● **Aim**
Read through the data and report every line in which the word "Update" occurs.

--- start ---

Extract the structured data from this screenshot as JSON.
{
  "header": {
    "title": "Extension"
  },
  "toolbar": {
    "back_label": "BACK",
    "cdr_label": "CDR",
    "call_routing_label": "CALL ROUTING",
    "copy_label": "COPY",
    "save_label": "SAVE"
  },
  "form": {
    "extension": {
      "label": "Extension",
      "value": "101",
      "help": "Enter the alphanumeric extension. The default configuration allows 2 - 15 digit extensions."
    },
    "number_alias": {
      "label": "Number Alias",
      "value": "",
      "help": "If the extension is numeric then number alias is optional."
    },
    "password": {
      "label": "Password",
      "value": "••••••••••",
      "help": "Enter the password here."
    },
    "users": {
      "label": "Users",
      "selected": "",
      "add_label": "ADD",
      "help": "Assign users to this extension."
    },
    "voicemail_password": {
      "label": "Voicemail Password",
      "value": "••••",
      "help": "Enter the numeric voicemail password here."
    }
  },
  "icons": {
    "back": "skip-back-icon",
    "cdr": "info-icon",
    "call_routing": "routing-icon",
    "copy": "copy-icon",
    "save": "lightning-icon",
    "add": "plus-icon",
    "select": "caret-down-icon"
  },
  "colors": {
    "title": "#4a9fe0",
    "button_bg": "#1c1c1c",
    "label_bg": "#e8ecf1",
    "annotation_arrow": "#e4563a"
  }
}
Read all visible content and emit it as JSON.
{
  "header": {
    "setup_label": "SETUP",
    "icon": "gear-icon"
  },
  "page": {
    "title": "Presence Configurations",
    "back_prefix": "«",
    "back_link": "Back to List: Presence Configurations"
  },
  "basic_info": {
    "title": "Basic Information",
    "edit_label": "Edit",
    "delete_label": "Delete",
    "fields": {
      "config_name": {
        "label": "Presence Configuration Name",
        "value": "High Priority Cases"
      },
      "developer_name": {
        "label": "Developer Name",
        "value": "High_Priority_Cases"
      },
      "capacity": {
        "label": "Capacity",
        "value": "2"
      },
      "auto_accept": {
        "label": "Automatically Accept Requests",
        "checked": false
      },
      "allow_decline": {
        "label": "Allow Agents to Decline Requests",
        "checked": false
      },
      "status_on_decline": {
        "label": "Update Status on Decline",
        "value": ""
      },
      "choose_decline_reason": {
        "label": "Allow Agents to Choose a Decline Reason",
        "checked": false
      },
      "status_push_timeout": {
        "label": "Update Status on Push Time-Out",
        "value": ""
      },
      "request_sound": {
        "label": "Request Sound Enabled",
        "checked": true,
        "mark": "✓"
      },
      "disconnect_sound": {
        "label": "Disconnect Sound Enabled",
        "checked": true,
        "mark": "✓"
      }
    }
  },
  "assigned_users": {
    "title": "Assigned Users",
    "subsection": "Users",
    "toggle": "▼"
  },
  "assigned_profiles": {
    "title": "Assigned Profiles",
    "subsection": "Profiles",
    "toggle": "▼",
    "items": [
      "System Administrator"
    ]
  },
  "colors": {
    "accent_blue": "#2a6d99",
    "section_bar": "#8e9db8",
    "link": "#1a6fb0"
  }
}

--- end ---

● **The reply**
        "label": "Update Status on Decline",
        "label": "Update Status on Push Time-Out",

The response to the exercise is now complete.